▶ **The exercise**: Beneath this task is a listing; retype all of it exactly.

▶ **Raw records**:
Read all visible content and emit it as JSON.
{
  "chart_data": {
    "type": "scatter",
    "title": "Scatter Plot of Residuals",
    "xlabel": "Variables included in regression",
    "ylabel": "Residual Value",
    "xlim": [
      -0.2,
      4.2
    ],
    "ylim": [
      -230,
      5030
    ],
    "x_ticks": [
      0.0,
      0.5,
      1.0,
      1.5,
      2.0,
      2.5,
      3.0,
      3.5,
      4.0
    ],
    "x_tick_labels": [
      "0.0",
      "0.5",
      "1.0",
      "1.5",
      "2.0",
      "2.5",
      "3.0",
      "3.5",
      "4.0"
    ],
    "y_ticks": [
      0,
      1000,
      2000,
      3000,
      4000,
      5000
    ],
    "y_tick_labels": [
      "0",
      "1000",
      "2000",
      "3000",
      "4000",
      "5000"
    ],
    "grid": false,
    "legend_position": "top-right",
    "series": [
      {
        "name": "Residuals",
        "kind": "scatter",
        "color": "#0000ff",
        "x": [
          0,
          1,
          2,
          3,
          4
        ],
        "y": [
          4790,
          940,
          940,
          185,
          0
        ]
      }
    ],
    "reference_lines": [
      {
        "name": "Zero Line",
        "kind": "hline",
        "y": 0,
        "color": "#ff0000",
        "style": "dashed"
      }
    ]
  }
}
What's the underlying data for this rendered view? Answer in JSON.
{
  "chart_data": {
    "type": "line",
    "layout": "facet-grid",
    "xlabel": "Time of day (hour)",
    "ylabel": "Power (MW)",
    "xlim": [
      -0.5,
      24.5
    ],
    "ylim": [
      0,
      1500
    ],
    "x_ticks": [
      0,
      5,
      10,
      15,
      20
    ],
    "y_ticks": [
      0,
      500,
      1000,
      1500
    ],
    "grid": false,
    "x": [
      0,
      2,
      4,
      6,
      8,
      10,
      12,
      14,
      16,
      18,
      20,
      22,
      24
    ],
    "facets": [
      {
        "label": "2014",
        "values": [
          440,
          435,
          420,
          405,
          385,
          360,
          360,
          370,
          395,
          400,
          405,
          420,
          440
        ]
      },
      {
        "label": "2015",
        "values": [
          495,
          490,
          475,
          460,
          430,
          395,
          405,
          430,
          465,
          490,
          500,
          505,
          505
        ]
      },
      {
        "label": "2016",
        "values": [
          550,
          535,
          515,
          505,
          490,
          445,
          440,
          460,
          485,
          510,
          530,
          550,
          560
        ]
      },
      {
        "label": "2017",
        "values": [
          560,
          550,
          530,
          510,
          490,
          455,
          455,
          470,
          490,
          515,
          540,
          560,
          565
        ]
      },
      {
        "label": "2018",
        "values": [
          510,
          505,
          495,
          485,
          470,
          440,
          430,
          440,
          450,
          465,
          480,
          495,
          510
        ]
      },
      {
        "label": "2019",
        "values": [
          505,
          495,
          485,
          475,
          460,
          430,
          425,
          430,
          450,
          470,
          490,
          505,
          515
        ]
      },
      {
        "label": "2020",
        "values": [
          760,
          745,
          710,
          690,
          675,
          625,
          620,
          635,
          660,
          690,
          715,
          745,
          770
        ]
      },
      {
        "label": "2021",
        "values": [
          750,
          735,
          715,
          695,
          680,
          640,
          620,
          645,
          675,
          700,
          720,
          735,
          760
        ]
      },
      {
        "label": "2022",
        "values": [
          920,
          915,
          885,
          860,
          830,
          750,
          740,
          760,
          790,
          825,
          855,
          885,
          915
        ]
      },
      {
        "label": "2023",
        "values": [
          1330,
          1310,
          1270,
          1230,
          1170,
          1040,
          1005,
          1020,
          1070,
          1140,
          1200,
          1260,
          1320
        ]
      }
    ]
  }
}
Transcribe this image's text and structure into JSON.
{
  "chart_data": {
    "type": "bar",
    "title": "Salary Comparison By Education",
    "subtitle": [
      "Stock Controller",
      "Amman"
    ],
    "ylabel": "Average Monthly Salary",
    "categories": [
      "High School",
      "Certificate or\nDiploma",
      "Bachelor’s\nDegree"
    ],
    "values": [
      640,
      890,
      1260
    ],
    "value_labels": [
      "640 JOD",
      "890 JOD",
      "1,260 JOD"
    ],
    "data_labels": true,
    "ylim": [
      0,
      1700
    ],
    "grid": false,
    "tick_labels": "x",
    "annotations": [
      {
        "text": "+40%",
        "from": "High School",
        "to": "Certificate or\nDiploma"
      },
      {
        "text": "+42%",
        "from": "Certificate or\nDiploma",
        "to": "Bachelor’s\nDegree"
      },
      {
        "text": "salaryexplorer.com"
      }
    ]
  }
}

▶ **Result**:
Read all visible content and emit it as JSON.
{
  "chart_data": {
    "type": "scatter",
    "title": "Scatter Plot of Residuals",
    "xlabel": "Variables included in regression",
    "ylabel": "Residual Value",
    "xlim": [
      -0.2,
      4.2
    ],
    "ylim": [
      -230,
      5030
    ],
    "x_ticks": [
      0.0,
      0.5,
      1.0,
      1.5,
      2.0,
      2.5,
      3.0,
      3.5,
      4.0
    ],
    "x_tick_labels": [
      "0.0",
      "0.5",
      "1.0",
      "1.5",
      "2.0",
      "2.5",
      "3.0",
      "3.5",
      "4.0"
    ],
    "y_ticks": [
      0,
      1000,
      2000,
      3000,
      4000,
      5000
    ],
    "y_tick_labels": [
      "0",
      "1000",
      "2000",
      "3000",
      "4000",
      "5000"
    ],
    "grid": false,
    "legend_position": "top-right",
    "series": [
      {
        "name": "Residuals",
        "kind": "scatter",
        "color": "#0000ff",
        "x": [
          0,
          1,
          2,
          3,
          4
        ],
        "y": [
          4790,
          940,
          940,
          185,
          0
        ]
      }
    ],
    "reference_lines": [
      {
        "name": "Zero Line",
        "kind": "hline",
        "y": 0,
        "color": "#ff0000",
        "style": "dashed"
      }
    ]
  }
}
What's the underlying data for this rendered view? Answer in JSON.
{
  "chart_data": {
    "type": "line",
    "layout": "facet-grid",
    "xlabel": "Time of day (hour)",
    "ylabel": "Power (MW)",
    "xlim": [
      -0.5,
      24.5
    ],
    "ylim": [
      0,
      1500
    ],
    "x_ticks": [
      0,
      5,
      10,
      15,
      20
    ],
    "y_ticks": [
      0,
      500,
      1000,
      1500
    ],
    "grid": false,
    "x": [
      0,
      2,
      4,
      6,
      8,
      10,
      12,
      14,
      16,
      18,
      20,
      22,
      24
    ],
    "facets": [
      {
        "label": "2014",
        "values": [
          440,
          435,
          420,
          405,
          385,
          360,
          360,
          370,
          395,
          400,
          405,
          420,
          440
        ]
      },
      {
        "label": "2015",
        "values": [
          495,
          490,
          475,
          460,
          430,
          395,
          405,
          430,
          465,
          490,
          500,
          505,
          505
        ]
      },
      {
        "label": "2016",
        "values": [
          550,
          535,
          515,
          505,
          490,
          445,
          440,
          460,
          485,
          510,
          530,
          550,
          560
        ]
      },
      {
        "label": "2017",
        "values": [
          560,
          550,
          530,
          510,
          490,
          455,
          455,
          470,
          490,
          515,
          540,
          560,
          565
        ]
      },
      {
        "label": "2018",
        "values": [
          510,
          505,
          495,
          485,
          470,
          440,
          430,
          440,
          450,
          465,
          480,
          495,
          510
        ]
      },
      {
        "label": "2019",
        "values": [
          505,
          495,
          485,
          475,
          460,
          430,
          425,
          430,
          450,
          470,
          490,
          505,
          515
        ]
      },
      {
        "label": "2020",
        "values": [
          760,
          745,
          710,
          690,
          675,
          625,
          620,
          635,
          660,
          690,
          715,
          745,
          770
        ]
      },
      {
        "label": "2021",
        "values": [
          750,
          735,
          715,
          695,
          680,
          640,
          620,
          645,
          675,
          700,
          720,
          735,
          760
        ]
      },
      {
        "label": "2022",
        "values": [
          920,
          915,
          885,
          860,
          830,
          750,
          740,
          760,
          790,
          825,
          855,
          885,
          915
        ]
      },
      {
        "label": "2023",
        "values": [
          1330,
          1310,
          1270,
          1230,
          1170,
          1040,
          1005,
          1020,
          1070,
          1140,
          1200,
          1260,
          1320
        ]
      }
    ]
  }
}
Transcribe this image's text and structure into JSON.
{
  "chart_data": {
    "type": "bar",
    "title": "Salary Comparison By Education",
    "subtitle": [
      "Stock Controller",
      "Amman"
    ],
    "ylabel": "Average Monthly Salary",
    "categories": [
      "High School",
      "Certificate or\nDiploma",
      "Bachelor’s\nDegree"
    ],
    "values": [
      640,
      890,
      1260
    ],
    "value_labels": [
      "640 JOD",
      "890 JOD",
      "1,260 JOD"
    ],
    "data_labels": true,
    "ylim": [
      0,
      1700
    ],
    "grid": false,
    "tick_labels": "x",
    "annotations": [
      {
        "text": "+40%",
        "from": "High School",
        "to": "Certificate or\nDiploma"
      },
      {
        "text": "+42%",
        "from": "Certificate or\nDiploma",
        "to": "Bachelor’s\nDegree"
      },
      {
        "text": "salaryexplorer.com"
      }
    ]
  }
}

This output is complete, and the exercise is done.